§ **Material provided**:
- - - - -
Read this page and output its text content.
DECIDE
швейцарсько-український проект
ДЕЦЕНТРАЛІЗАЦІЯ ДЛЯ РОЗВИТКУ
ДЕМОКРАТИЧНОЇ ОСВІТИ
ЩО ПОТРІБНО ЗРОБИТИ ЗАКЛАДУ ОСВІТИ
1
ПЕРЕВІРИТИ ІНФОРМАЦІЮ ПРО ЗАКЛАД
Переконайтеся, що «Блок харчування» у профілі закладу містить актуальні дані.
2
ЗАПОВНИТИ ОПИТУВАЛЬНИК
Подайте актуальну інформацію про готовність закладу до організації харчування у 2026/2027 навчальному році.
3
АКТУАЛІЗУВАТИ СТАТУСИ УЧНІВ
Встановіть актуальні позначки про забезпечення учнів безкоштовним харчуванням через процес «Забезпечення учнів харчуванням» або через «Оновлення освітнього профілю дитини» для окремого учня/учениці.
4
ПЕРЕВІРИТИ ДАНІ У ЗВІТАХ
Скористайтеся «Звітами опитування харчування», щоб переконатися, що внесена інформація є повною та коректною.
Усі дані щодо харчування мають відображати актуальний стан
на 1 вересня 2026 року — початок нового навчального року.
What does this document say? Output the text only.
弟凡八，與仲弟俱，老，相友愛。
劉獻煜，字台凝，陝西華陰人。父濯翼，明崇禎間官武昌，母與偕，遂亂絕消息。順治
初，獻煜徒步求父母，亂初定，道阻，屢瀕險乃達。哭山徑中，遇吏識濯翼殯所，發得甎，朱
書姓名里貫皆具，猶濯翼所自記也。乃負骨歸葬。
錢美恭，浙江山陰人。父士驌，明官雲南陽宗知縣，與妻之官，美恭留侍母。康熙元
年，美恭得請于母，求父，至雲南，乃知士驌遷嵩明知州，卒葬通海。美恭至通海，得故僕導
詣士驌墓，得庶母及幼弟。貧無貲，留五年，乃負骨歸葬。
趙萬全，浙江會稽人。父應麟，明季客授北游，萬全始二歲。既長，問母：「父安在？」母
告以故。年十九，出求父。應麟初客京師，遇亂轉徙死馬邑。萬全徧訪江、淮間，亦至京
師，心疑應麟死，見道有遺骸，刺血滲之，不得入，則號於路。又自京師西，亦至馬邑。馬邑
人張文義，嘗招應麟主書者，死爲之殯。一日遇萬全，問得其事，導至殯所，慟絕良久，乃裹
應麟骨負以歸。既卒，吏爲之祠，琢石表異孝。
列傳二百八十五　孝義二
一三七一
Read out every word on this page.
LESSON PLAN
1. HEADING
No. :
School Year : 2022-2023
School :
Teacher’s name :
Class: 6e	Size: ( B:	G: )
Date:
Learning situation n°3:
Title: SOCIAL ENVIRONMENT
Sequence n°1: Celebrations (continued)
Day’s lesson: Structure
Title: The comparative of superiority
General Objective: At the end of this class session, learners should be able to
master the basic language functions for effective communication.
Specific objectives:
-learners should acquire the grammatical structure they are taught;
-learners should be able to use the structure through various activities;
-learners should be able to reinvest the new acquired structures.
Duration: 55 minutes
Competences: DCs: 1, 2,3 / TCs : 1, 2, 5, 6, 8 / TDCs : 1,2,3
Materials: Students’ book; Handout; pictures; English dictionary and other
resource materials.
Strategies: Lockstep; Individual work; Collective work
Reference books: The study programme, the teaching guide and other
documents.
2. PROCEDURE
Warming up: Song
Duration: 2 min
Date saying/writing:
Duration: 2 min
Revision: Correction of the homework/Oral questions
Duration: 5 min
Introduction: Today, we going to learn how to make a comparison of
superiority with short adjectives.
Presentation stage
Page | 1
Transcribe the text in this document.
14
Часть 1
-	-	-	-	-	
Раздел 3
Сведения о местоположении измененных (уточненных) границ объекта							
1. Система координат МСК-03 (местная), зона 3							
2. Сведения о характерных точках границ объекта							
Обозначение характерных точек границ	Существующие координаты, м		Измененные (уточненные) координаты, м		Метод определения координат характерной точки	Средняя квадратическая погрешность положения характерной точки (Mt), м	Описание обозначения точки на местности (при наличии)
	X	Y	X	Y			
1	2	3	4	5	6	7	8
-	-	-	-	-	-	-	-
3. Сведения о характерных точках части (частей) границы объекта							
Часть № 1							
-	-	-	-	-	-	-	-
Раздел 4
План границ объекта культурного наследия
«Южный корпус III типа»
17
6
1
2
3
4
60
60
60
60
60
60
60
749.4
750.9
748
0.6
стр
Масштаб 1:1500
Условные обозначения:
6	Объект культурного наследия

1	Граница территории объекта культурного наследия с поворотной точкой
- - - - -
§ **Exercise prompt**: Each line in the listing above that contains "ОСВІТИ" should be copied.

§ **Correct result**:
ДЕМОКРАТИЧНОЇ ОСВІТИ
ЩО ПОТРІБНО ЗРОБИТИ ЗАКЛАДУ ОСВІТИ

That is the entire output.